▶ **Task brief**
Retype the full set of records. Keep every character identical.

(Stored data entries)
--- Begin ---
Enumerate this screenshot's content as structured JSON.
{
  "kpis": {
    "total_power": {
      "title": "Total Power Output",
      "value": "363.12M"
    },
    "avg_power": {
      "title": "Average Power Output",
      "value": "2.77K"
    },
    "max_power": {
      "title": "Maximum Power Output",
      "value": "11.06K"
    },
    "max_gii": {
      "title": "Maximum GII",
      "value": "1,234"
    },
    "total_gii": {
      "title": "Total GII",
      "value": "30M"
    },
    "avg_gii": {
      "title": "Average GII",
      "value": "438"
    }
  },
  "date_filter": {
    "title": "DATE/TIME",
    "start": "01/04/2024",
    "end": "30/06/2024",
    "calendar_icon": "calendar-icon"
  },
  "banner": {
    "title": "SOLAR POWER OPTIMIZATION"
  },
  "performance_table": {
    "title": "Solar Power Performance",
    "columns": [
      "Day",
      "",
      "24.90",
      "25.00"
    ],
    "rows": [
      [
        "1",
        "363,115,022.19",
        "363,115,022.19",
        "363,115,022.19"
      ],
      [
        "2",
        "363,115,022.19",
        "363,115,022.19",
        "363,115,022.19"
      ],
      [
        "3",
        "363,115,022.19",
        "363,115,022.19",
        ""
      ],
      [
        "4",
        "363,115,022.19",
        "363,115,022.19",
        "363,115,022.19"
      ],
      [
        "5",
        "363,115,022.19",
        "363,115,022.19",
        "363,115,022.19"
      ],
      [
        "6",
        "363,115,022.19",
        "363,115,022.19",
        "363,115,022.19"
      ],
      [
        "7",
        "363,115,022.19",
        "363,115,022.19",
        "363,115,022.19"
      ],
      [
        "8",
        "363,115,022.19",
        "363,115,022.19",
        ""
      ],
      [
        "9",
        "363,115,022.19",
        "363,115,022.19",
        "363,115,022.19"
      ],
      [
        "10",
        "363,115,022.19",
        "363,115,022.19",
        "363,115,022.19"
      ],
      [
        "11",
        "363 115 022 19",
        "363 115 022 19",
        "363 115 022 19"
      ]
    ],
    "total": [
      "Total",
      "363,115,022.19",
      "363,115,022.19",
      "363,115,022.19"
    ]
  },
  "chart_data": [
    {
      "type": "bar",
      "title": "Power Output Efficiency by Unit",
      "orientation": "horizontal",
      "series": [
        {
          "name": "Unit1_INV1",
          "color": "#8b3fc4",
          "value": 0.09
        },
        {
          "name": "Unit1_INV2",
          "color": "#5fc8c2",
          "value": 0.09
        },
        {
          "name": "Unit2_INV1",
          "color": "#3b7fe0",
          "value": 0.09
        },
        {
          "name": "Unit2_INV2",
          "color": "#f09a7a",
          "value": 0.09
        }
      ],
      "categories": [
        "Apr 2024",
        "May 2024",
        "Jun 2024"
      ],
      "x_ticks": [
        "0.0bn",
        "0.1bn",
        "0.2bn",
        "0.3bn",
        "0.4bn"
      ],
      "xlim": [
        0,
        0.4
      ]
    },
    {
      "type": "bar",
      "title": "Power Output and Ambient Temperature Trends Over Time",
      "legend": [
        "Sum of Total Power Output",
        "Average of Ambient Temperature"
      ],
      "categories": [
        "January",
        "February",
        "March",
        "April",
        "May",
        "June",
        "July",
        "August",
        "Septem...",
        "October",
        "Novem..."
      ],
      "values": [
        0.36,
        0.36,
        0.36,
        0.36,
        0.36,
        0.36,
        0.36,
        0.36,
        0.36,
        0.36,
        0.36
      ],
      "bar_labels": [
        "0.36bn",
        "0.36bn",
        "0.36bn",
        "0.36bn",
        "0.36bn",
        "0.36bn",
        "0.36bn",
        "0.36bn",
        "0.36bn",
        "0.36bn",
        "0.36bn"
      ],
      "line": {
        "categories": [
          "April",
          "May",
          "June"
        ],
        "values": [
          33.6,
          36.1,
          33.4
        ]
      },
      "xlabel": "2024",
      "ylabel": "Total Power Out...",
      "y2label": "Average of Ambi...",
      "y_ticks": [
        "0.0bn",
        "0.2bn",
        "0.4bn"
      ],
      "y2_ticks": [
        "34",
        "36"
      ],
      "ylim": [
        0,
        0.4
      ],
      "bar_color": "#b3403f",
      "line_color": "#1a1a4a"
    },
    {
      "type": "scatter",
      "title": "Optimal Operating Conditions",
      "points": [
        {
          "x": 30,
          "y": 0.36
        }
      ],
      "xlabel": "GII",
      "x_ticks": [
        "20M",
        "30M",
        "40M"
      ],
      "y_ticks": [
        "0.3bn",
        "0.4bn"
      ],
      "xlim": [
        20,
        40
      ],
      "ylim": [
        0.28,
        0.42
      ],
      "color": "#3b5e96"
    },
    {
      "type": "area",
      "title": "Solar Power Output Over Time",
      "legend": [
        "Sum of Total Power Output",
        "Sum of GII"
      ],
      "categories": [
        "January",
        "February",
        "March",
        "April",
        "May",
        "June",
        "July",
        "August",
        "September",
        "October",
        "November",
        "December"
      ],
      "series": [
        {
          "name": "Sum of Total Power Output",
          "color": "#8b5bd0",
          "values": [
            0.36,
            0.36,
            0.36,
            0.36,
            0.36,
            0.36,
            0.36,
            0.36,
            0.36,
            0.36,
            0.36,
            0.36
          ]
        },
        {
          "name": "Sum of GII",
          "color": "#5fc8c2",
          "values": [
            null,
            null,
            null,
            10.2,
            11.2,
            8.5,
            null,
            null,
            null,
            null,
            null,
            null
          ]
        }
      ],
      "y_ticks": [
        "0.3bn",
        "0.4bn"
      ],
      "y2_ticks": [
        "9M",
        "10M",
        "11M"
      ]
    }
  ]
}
--- End ---
▶ **Solved problem**
Enumerate this screenshot's content as structured JSON.
{
  "kpis": {
    "total_power": {
      "title": "Total Power Output",
      "value": "363.12M"
    },
    "avg_power": {
      "title": "Average Power Output",
      "value": "2.77K"
    },
    "max_power": {
      "title": "Maximum Power Output",
      "value": "11.06K"
    },
    "max_gii": {
      "title": "Maximum GII",
      "value": "1,234"
    },
    "total_gii": {
      "title": "Total GII",
      "value": "30M"
    },
    "avg_gii": {
      "title": "Average GII",
      "value": "438"
    }
  },
  "date_filter": {
    "title": "DATE/TIME",
    "start": "01/04/2024",
    "end": "30/06/2024",
    "calendar_icon": "calendar-icon"
  },
  "banner": {
    "title": "SOLAR POWER OPTIMIZATION"
  },
  "performance_table": {
    "title": "Solar Power Performance",
    "columns": [
      "Day",
      "",
      "24.90",
      "25.00"
    ],
    "rows": [
      [
        "1",
        "363,115,022.19",
        "363,115,022.19",
        "363,115,022.19"
      ],
      [
        "2",
        "363,115,022.19",
        "363,115,022.19",
        "363,115,022.19"
      ],
      [
        "3",
        "363,115,022.19",
        "363,115,022.19",
        ""
      ],
      [
        "4",
        "363,115,022.19",
        "363,115,022.19",
        "363,115,022.19"
      ],
      [
        "5",
        "363,115,022.19",
        "363,115,022.19",
        "363,115,022.19"
      ],
      [
        "6",
        "363,115,022.19",
        "363,115,022.19",
        "363,115,022.19"
      ],
      [
        "7",
        "363,115,022.19",
        "363,115,022.19",
        "363,115,022.19"
      ],
      [
        "8",
        "363,115,022.19",
        "363,115,022.19",
        ""
      ],
      [
        "9",
        "363,115,022.19",
        "363,115,022.19",
        "363,115,022.19"
      ],
      [
        "10",
        "363,115,022.19",
        "363,115,022.19",
        "363,115,022.19"
      ],
      [
        "11",
        "363 115 022 19",
        "363 115 022 19",
        "363 115 022 19"
      ]
    ],
    "total": [
      "Total",
      "363,115,022.19",
      "363,115,022.19",
      "363,115,022.19"
    ]
  },
  "chart_data": [
    {
      "type": "bar",
      "title": "Power Output Efficiency by Unit",
      "orientation": "horizontal",
      "series": [
        {
          "name": "Unit1_INV1",
          "color": "#8b3fc4",
          "value": 0.09
        },
        {
          "name": "Unit1_INV2",
          "color": "#5fc8c2",
          "value": 0.09
        },
        {
          "name": "Unit2_INV1",
          "color": "#3b7fe0",
          "value": 0.09
        },
        {
          "name": "Unit2_INV2",
          "color": "#f09a7a",
          "value": 0.09
        }
      ],
      "categories": [
        "Apr 2024",
        "May 2024",
        "Jun 2024"
      ],
      "x_ticks": [
        "0.0bn",
        "0.1bn",
        "0.2bn",
        "0.3bn",
        "0.4bn"
      ],
      "xlim": [
        0,
        0.4
      ]
    },
    {
      "type": "bar",
      "title": "Power Output and Ambient Temperature Trends Over Time",
      "legend": [
        "Sum of Total Power Output",
        "Average of Ambient Temperature"
      ],
      "categories": [
        "January",
        "February",
        "March",
        "April",
        "May",
        "June",
        "July",
        "August",
        "Septem...",
        "October",
        "Novem..."
      ],
      "values": [
        0.36,
        0.36,
        0.36,
        0.36,
        0.36,
        0.36,
        0.36,
        0.36,
        0.36,
        0.36,
        0.36
      ],
      "bar_labels": [
        "0.36bn",
        "0.36bn",
        "0.36bn",
        "0.36bn",
        "0.36bn",
        "0.36bn",
        "0.36bn",
        "0.36bn",
        "0.36bn",
        "0.36bn",
        "0.36bn"
      ],
      "line": {
        "categories": [
          "April",
          "May",
          "June"
        ],
        "values": [
          33.6,
          36.1,
          33.4
        ]
      },
      "xlabel": "2024",
      "ylabel": "Total Power Out...",
      "y2label": "Average of Ambi...",
      "y_ticks": [
        "0.0bn",
        "0.2bn",
        "0.4bn"
      ],
      "y2_ticks": [
        "34",
        "36"
      ],
      "ylim": [
        0,
        0.4
      ],
      "bar_color": "#b3403f",
      "line_color": "#1a1a4a"
    },
    {
      "type": "scatter",
      "title": "Optimal Operating Conditions",
      "points": [
        {
          "x": 30,
          "y": 0.36
        }
      ],
      "xlabel": "GII",
      "x_ticks": [
        "20M",
        "30M",
        "40M"
      ],
      "y_ticks": [
        "0.3bn",
        "0.4bn"
      ],
      "xlim": [
        20,
        40
      ],
      "ylim": [
        0.28,
        0.42
      ],
      "color": "#3b5e96"
    },
    {
      "type": "area",
      "title": "Solar Power Output Over Time",
      "legend": [
        "Sum of Total Power Output",
        "Sum of GII"
      ],
      "categories": [
        "January",
        "February",
        "March",
        "April",
        "May",
        "June",
        "July",
        "August",
        "September",
        "October",
        "November",
        "December"
      ],
      "series": [
        {
          "name": "Sum of Total Power Output",
          "color": "#8b5bd0",
          "values": [
            0.36,
            0.36,
            0.36,
            0.36,
            0.36,
            0.36,
            0.36,
            0.36,
            0.36,
            0.36,
            0.36,
            0.36
          ]
        },
        {
          "name": "Sum of GII",
          "color": "#5fc8c2",
          "values": [
            null,
            null,
            null,
            10.2,
            11.2,
            8.5,
            null,
            null,
            null,
            null,
            null,
            null
          ]
        }
      ],
      "y_ticks": [
        "0.3bn",
        "0.4bn"
      ],
      "y2_ticks": [
        "9M",
        "10M",
        "11M"
      ]
    }
  ]
}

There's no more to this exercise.